> INFORMATION SUPPLIED
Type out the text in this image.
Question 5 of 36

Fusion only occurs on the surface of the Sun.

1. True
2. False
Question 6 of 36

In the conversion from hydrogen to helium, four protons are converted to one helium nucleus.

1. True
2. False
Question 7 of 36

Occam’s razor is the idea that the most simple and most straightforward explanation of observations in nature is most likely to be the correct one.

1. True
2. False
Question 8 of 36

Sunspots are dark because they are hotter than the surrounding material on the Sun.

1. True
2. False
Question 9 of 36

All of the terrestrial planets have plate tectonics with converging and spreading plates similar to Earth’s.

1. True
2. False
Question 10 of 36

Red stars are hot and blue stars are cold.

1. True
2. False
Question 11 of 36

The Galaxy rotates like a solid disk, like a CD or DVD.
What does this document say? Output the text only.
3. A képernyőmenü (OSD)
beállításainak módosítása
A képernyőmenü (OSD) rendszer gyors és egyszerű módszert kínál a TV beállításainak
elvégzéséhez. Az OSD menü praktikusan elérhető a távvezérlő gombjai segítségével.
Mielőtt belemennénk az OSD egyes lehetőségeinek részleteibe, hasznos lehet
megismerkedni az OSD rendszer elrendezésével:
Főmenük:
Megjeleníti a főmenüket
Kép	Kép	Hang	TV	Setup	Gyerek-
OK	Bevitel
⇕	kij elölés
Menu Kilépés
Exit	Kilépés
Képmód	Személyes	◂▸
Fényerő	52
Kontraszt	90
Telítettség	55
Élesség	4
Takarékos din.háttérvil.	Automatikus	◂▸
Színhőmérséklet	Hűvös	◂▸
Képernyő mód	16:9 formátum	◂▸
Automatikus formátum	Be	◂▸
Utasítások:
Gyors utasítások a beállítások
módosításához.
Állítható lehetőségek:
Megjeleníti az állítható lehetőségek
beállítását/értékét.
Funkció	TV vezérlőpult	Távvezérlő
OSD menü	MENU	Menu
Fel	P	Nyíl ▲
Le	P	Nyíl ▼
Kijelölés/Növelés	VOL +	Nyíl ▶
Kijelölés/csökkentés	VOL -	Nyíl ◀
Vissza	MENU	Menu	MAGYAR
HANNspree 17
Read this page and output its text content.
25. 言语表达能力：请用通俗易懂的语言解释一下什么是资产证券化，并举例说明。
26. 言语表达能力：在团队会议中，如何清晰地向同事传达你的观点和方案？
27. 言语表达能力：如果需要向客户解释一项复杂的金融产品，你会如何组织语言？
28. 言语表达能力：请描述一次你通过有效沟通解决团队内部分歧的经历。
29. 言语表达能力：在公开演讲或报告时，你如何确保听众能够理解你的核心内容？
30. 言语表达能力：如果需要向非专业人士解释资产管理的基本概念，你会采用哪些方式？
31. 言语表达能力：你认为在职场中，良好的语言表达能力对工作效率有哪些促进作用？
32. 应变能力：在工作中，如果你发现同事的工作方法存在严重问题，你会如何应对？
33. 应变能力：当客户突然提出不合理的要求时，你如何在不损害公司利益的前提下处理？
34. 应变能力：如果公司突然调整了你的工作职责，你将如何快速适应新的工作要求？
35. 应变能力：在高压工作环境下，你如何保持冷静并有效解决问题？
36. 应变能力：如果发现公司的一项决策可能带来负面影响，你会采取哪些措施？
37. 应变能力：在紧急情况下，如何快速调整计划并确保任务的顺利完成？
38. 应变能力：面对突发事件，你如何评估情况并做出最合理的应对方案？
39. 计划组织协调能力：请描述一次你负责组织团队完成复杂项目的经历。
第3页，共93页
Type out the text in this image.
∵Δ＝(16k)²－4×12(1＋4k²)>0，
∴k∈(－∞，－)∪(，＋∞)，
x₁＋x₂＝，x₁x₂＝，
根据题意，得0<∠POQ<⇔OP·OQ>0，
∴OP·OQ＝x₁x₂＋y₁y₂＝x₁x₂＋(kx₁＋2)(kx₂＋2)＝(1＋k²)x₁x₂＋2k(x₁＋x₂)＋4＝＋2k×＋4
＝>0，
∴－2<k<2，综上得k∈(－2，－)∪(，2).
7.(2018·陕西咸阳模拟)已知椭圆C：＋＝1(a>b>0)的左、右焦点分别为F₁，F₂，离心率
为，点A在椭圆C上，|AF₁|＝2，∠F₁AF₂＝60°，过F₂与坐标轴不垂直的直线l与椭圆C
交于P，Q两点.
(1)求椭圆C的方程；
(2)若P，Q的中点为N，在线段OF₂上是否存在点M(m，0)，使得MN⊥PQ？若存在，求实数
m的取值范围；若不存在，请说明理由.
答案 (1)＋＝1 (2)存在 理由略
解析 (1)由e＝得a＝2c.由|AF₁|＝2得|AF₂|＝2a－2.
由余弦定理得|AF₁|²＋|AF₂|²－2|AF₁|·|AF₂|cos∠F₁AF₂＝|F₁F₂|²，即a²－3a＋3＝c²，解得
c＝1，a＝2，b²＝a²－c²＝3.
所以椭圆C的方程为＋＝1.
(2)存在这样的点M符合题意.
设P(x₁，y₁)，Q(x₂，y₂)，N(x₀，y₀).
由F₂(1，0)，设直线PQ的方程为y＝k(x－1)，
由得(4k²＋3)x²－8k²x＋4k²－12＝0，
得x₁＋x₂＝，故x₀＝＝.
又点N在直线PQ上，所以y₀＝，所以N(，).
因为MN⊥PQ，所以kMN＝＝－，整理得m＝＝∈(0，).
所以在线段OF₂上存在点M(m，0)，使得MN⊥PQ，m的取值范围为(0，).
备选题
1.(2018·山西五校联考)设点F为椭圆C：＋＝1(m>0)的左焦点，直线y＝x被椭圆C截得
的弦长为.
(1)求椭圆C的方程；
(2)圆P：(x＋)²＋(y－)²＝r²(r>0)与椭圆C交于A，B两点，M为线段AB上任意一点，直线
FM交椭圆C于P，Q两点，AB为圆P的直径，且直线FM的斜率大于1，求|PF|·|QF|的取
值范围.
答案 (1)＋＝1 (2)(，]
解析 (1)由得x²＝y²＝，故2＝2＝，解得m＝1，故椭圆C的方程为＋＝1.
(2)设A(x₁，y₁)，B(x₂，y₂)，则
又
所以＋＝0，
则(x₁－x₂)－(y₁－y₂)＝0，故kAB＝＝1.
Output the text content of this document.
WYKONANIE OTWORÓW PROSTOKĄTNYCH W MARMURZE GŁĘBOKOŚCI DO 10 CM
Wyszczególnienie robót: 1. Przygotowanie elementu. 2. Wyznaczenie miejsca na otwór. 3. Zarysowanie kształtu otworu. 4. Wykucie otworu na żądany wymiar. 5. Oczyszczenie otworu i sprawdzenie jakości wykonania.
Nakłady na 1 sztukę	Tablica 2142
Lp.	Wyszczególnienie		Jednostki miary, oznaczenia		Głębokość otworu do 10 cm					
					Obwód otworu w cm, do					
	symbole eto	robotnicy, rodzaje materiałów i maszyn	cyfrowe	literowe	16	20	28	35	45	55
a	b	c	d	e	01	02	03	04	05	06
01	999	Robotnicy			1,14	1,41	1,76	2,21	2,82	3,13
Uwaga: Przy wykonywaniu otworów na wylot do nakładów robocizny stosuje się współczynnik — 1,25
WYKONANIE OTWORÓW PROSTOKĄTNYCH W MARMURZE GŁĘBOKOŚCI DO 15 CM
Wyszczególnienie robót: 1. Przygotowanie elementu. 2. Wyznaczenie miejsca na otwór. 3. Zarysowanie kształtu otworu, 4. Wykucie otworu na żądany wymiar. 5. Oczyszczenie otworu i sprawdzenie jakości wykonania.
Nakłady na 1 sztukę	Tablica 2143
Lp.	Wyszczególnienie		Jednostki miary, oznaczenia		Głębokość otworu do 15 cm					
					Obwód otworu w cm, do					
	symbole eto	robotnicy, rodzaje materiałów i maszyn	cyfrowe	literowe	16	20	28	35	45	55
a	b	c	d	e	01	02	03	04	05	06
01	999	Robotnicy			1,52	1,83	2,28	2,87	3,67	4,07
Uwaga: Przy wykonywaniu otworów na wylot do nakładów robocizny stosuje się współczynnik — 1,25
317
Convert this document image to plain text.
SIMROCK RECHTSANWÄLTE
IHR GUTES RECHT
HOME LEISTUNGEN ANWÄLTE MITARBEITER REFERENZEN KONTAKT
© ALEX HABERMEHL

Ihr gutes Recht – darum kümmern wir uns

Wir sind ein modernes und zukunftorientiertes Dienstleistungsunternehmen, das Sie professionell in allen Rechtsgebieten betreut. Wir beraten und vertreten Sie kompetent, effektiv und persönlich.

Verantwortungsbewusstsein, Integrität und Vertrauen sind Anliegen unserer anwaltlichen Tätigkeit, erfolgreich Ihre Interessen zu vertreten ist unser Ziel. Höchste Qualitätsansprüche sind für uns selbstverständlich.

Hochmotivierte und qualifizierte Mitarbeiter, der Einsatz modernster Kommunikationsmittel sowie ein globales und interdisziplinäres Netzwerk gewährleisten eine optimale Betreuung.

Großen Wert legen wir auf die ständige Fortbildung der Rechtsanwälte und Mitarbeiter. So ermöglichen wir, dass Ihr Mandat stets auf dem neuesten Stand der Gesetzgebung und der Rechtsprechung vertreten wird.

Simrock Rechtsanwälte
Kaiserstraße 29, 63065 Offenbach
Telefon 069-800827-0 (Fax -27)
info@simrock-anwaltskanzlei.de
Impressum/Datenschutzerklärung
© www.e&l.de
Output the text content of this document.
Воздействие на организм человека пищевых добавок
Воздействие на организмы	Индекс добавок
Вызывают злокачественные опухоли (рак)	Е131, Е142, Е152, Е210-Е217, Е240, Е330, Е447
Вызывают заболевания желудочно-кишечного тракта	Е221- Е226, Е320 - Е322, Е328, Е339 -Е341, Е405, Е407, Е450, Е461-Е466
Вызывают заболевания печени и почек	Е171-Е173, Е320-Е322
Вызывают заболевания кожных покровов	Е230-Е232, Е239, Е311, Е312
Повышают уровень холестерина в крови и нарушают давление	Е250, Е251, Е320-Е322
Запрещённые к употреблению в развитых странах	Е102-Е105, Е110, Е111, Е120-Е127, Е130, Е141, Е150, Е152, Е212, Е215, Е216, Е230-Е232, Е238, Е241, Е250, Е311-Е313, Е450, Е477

> STATED PROBLEM
In the records above, return only the line that contains "Convert this document image to plain text." and every line after it through the last, exactly as they appear.

> FINISHED TASK
Convert this document image to plain text.
SIMROCK RECHTSANWÄLTE
IHR GUTES RECHT
HOME LEISTUNGEN ANWÄLTE MITARBEITER REFERENZEN KONTAKT
© ALEX HABERMEHL

Ihr gutes Recht – darum kümmern wir uns

Wir sind ein modernes und zukunftorientiertes Dienstleistungsunternehmen, das Sie professionell in allen Rechtsgebieten betreut. Wir beraten und vertreten Sie kompetent, effektiv und persönlich.

Verantwortungsbewusstsein, Integrität und Vertrauen sind Anliegen unserer anwaltlichen Tätigkeit, erfolgreich Ihre Interessen zu vertreten ist unser Ziel. Höchste Qualitätsansprüche sind für uns selbstverständlich.

Hochmotivierte und qualifizierte Mitarbeiter, der Einsatz modernster Kommunikationsmittel sowie ein globales und interdisziplinäres Netzwerk gewährleisten eine optimale Betreuung.

Großen Wert legen wir auf die ständige Fortbildung der Rechtsanwälte und Mitarbeiter. So ermöglichen wir, dass Ihr Mandat stets auf dem neuesten Stand der Gesetzgebung und der Rechtsprechung vertreten wird.

Simrock Rechtsanwälte
Kaiserstraße 29, 63065 Offenbach
Telefon 069-800827-0 (Fax -27)
info@simrock-anwaltskanzlei.de
Impressum/Datenschutzerklärung
© www.e&l.de
Output the text content of this document.
Воздействие на организм человека пищевых добавок
Воздействие на организмы	Индекс добавок
Вызывают злокачественные опухоли (рак)	Е131, Е142, Е152, Е210-Е217, Е240, Е330, Е447
Вызывают заболевания желудочно-кишечного тракта	Е221- Е226, Е320 - Е322, Е328, Е339 -Е341, Е405, Е407, Е450, Е461-Е466
Вызывают заболевания печени и почек	Е171-Е173, Е320-Е322
Вызывают заболевания кожных покровов	Е230-Е232, Е239, Е311, Е312
Повышают уровень холестерина в крови и нарушают давление	Е250, Е251, Е320-Е322
Запрещённые к употреблению в развитых странах	Е102-Е105, Е110, Е111, Е120-Е127, Е130, Е141, Е150, Е152, Е212, Е215, Е216, Е230-Е232, Е238, Е241, Е250, Е311-Е313, Е450, Е477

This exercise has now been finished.